• Short problem: Transcribe the entries below exactly; leave every image out.
****************************************
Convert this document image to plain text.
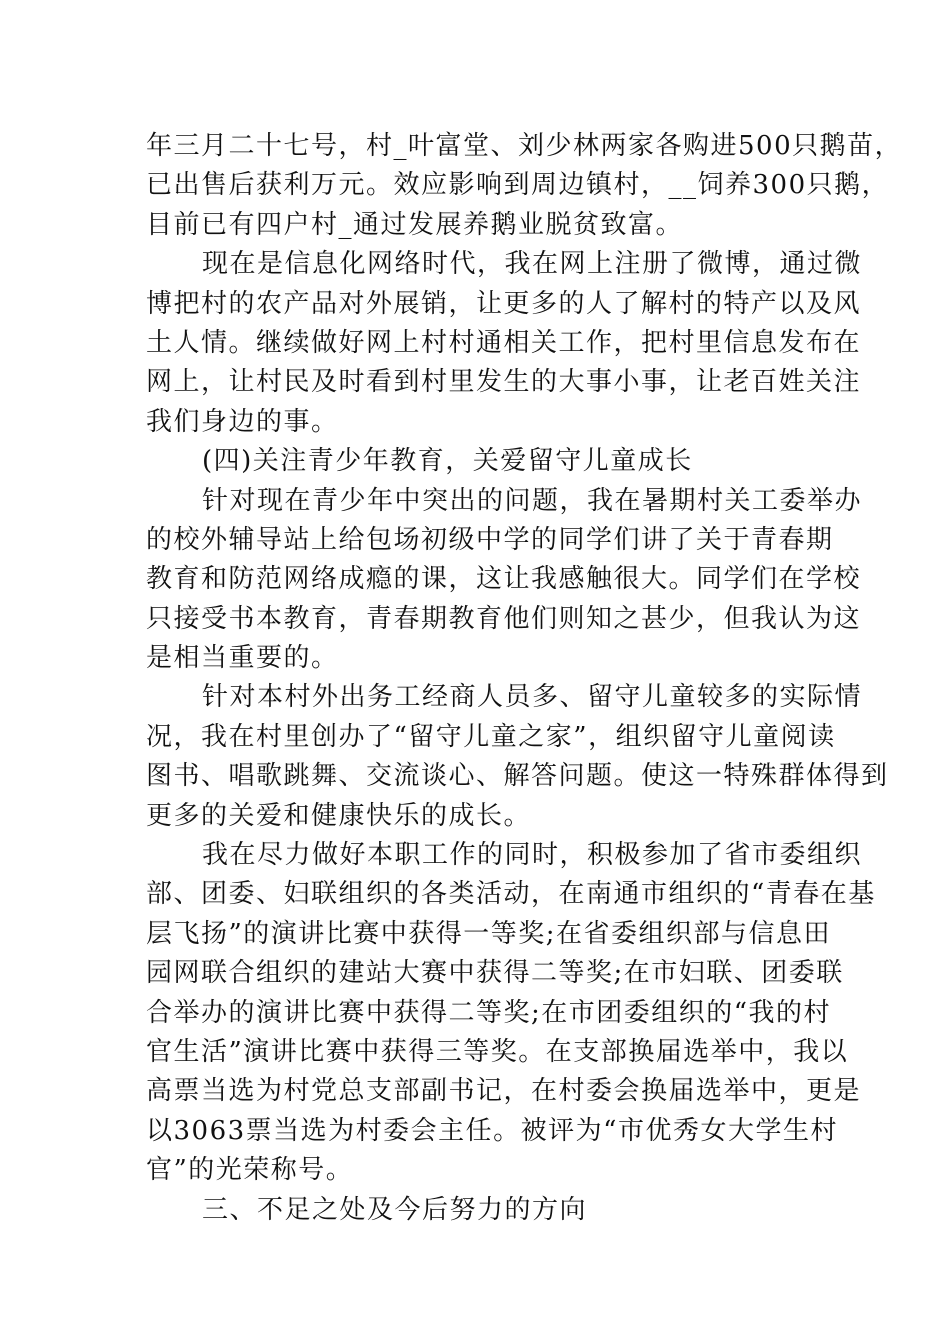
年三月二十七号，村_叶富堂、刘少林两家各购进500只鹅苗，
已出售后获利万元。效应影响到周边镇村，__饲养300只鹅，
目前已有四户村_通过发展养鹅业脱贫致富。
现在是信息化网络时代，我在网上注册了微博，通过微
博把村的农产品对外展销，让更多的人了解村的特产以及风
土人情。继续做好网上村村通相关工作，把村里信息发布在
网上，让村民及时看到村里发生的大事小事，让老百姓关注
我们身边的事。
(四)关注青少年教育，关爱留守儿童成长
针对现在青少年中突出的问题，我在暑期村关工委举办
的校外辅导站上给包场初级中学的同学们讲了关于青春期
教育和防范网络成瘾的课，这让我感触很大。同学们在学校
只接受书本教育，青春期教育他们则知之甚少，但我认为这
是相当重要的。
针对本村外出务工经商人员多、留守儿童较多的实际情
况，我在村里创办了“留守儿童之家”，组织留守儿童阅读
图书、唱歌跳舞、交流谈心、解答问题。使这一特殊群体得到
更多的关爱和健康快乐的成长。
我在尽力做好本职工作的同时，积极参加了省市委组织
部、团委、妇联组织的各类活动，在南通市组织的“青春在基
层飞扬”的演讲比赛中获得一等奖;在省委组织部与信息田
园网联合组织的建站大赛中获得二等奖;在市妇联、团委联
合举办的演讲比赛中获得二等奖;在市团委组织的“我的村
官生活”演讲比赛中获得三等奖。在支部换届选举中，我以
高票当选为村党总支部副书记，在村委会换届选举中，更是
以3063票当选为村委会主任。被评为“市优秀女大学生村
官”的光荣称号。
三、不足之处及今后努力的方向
****************************************
• Result of the exercise:
Convert this document image to plain text.
年三月二十七号，村_叶富堂、刘少林两家各购进500只鹅苗，
已出售后获利万元。效应影响到周边镇村，__饲养300只鹅，
目前已有四户村_通过发展养鹅业脱贫致富。
现在是信息化网络时代，我在网上注册了微博，通过微
博把村的农产品对外展销，让更多的人了解村的特产以及风
土人情。继续做好网上村村通相关工作，把村里信息发布在
网上，让村民及时看到村里发生的大事小事，让老百姓关注
我们身边的事。
(四)关注青少年教育，关爱留守儿童成长
针对现在青少年中突出的问题，我在暑期村关工委举办
的校外辅导站上给包场初级中学的同学们讲了关于青春期
教育和防范网络成瘾的课，这让我感触很大。同学们在学校
只接受书本教育，青春期教育他们则知之甚少，但我认为这
是相当重要的。
针对本村外出务工经商人员多、留守儿童较多的实际情
况，我在村里创办了“留守儿童之家”，组织留守儿童阅读
图书、唱歌跳舞、交流谈心、解答问题。使这一特殊群体得到
更多的关爱和健康快乐的成长。
我在尽力做好本职工作的同时，积极参加了省市委组织
部、团委、妇联组织的各类活动，在南通市组织的“青春在基
层飞扬”的演讲比赛中获得一等奖;在省委组织部与信息田
园网联合组织的建站大赛中获得二等奖;在市妇联、团委联
合举办的演讲比赛中获得二等奖;在市团委组织的“我的村
官生活”演讲比赛中获得三等奖。在支部换届选举中，我以
高票当选为村党总支部副书记，在村委会换届选举中，更是
以3063票当选为村委会主任。被评为“市优秀女大学生村
官”的光荣称号。
三、不足之处及今后努力的方向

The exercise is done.